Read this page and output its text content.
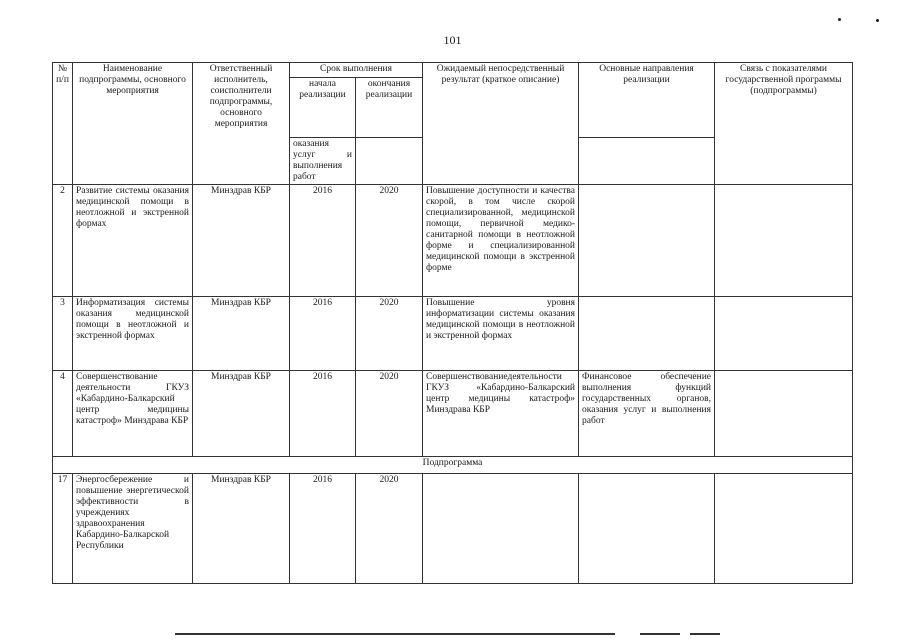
101
№ п/п	Наименование подпрограммы, основного мероприятия	Ответственный исполнитель, соисполнители подпрограммы, основного мероприятия	Срок выполнения		Ожидаемый непосредственный результат (краткое описание)	Основные направления реализации	Связь с показателями государственной программы (подпрограммы)
			начала реализации	окончания реализации			
			оказания услуг и выполнения работ				
2	Развитие системы оказания медицинской помощи в неотложной и экстренной формах	Минздрав КБР	2016	2020	Повышение доступности и качества скорой, в том числе скорой специализированной, медицинской помощи, первичной медико-санитарной помощи в неотложной форме и специализированной медицинской помощи в экстренной форме		
3	Информатизация системы оказания медицинской помощи в неотложной и экстренной формах	Минздрав КБР	2016	2020	Повышение уровня информатизации системы оказания медицинской помощи в неотложной и экстренной формах		
4	Совершенствование деятельности ГКУЗ «Кабардино-Балкарский центр медицины катастроф» Минздрава КБР	Минздрав КБР	2016	2020	Совершенствованиедеятельности ГКУЗ «Кабардино-Балкарский центр медицины катастроф» Минздрава КБР	Финансовое обеспечение выполнения функций государственных органов, оказания услуг и выполнения работ	
Подпрограмма							
17	Энергосбережение и повышение энергетической эффективности в учреждениях здравоохранения Кабардино-Балкарской Республики	Минздрав КБР	2016	2020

════════════════

Copy every line of the listing that includes the string "формах".

2	Развитие системы оказания медицинской помощи в неотложной и экстренной формах	Минздрав КБР	2016	2020	Повышение доступности и качества скорой, в том числе скорой специализированной, медицинской помощи, первичной медико-санитарной помощи в неотложной форме и специализированной медицинской помощи в экстренной форме		
3	Информатизация системы оказания медицинской помощи в неотложной и экстренной формах	Минздрав КБР	2016	2020	Повышение уровня информатизации системы оказания медицинской помощи в неотложной и экстренной формах		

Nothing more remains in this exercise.